### SET TASK
Omit every picture while repeating the entries exactly.

[LISTED ENTRIES start]

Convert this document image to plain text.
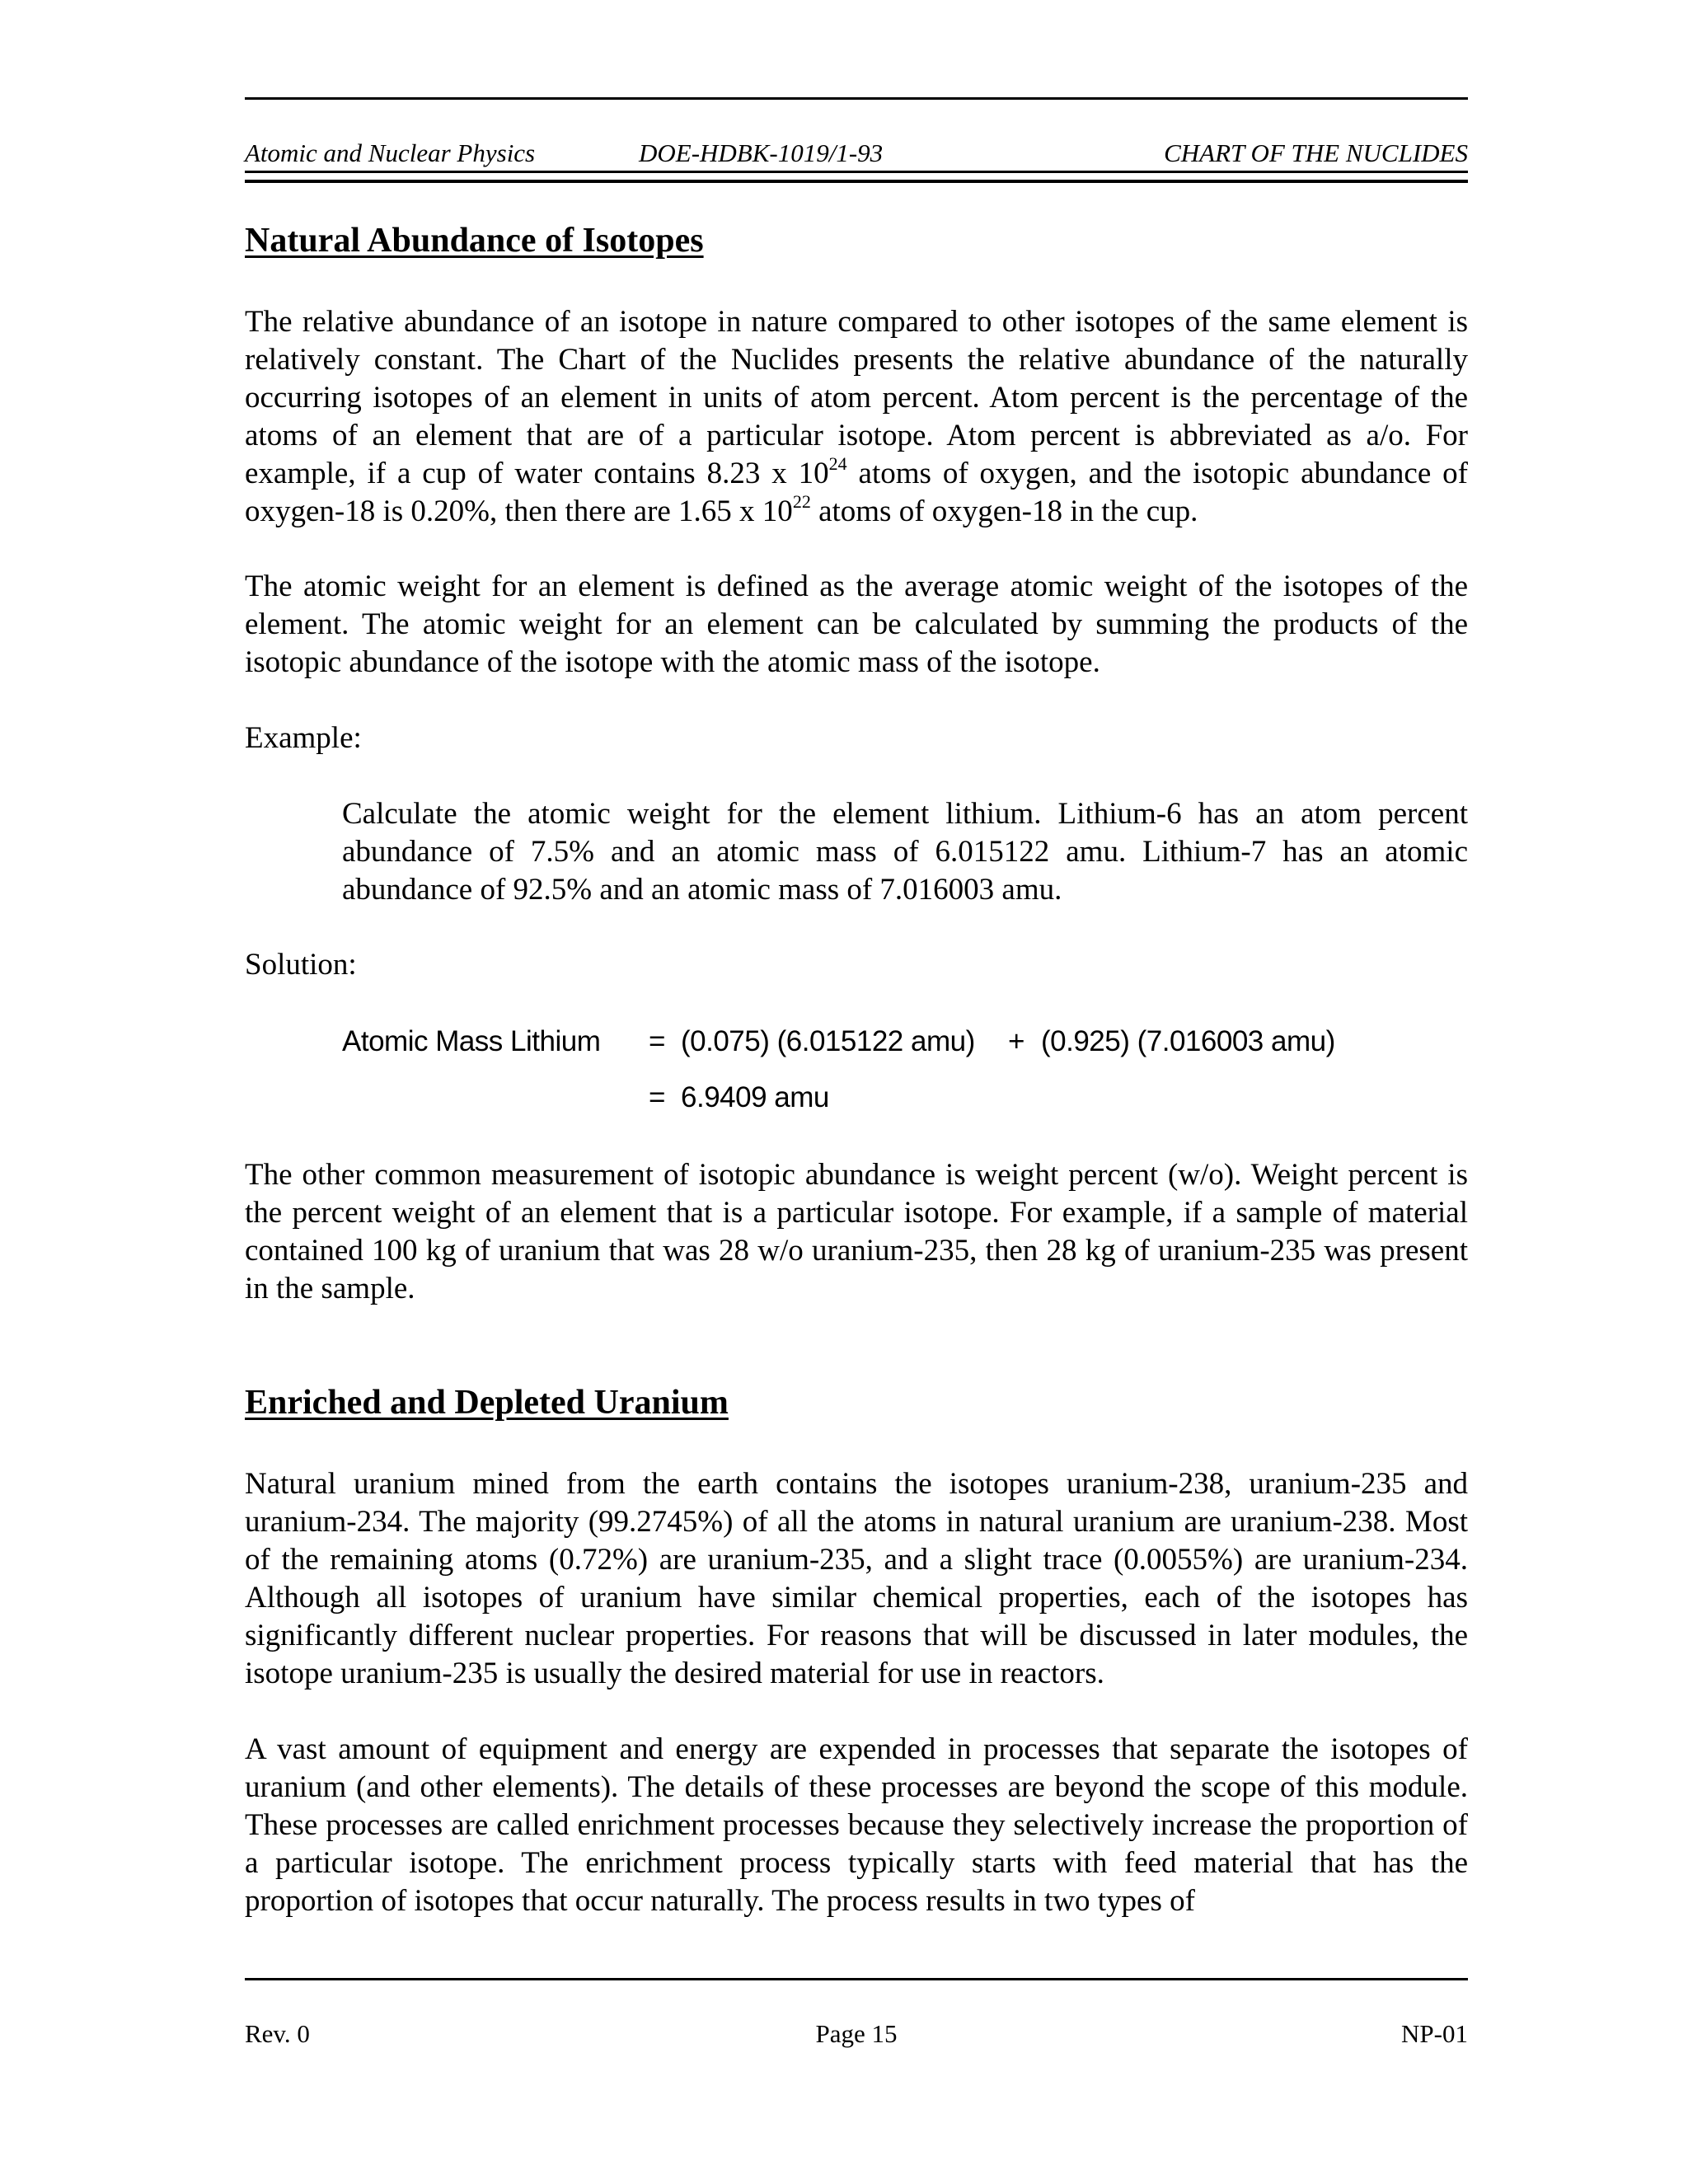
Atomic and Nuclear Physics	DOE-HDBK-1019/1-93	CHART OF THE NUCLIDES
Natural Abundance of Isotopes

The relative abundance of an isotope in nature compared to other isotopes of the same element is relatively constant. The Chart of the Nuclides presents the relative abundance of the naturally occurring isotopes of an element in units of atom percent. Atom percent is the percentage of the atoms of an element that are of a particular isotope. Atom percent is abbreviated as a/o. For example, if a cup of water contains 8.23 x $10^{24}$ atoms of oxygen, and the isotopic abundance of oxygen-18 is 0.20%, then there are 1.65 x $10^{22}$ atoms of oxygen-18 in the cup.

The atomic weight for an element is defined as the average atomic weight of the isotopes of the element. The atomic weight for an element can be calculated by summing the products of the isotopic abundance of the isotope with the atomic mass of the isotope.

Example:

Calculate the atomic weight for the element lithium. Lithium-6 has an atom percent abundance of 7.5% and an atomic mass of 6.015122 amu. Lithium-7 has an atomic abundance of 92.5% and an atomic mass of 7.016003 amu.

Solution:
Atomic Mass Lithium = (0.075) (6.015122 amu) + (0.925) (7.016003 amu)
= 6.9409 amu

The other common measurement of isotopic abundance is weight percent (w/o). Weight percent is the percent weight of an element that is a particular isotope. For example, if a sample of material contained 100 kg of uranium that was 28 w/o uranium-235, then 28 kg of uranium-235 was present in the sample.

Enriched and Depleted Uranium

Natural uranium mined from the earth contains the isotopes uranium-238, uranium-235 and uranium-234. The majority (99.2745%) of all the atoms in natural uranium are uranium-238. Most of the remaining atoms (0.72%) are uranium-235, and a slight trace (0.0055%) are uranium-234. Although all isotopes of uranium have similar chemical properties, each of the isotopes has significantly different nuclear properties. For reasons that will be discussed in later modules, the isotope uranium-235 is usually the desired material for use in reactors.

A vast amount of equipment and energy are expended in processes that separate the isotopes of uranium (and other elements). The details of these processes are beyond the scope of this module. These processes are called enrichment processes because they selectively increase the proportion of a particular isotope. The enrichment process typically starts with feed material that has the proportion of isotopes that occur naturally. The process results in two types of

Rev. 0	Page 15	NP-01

[LISTED ENTRIES end]

### OUTPUT BELOW
Convert this document image to plain text.
Atomic and Nuclear Physics	DOE-HDBK-1019/1-93	CHART OF THE NUCLIDES
Natural Abundance of Isotopes

The relative abundance of an isotope in nature compared to other isotopes of the same element is relatively constant. The Chart of the Nuclides presents the relative abundance of the naturally occurring isotopes of an element in units of atom percent. Atom percent is the percentage of the atoms of an element that are of a particular isotope. Atom percent is abbreviated as a/o. For example, if a cup of water contains 8.23 x $10^{24}$ atoms of oxygen, and the isotopic abundance of oxygen-18 is 0.20%, then there are 1.65 x $10^{22}$ atoms of oxygen-18 in the cup.

The atomic weight for an element is defined as the average atomic weight of the isotopes of the element. The atomic weight for an element can be calculated by summing the products of the isotopic abundance of the isotope with the atomic mass of the isotope.

Example:

Calculate the atomic weight for the element lithium. Lithium-6 has an atom percent abundance of 7.5% and an atomic mass of 6.015122 amu. Lithium-7 has an atomic abundance of 92.5% and an atomic mass of 7.016003 amu.

Solution:
Atomic Mass Lithium = (0.075) (6.015122 amu) + (0.925) (7.016003 amu)
= 6.9409 amu

The other common measurement of isotopic abundance is weight percent (w/o). Weight percent is the percent weight of an element that is a particular isotope. For example, if a sample of material contained 100 kg of uranium that was 28 w/o uranium-235, then 28 kg of uranium-235 was present in the sample.

Enriched and Depleted Uranium

Natural uranium mined from the earth contains the isotopes uranium-238, uranium-235 and uranium-234. The majority (99.2745%) of all the atoms in natural uranium are uranium-238. Most of the remaining atoms (0.72%) are uranium-235, and a slight trace (0.0055%) are uranium-234. Although all isotopes of uranium have similar chemical properties, each of the isotopes has significantly different nuclear properties. For reasons that will be discussed in later modules, the isotope uranium-235 is usually the desired material for use in reactors.

A vast amount of equipment and energy are expended in processes that separate the isotopes of uranium (and other elements). The details of these processes are beyond the scope of this module. These processes are called enrichment processes because they selectively increase the proportion of a particular isotope. The enrichment process typically starts with feed material that has the proportion of isotopes that occur naturally. The process results in two types of

Rev. 0	Page 15	NP-01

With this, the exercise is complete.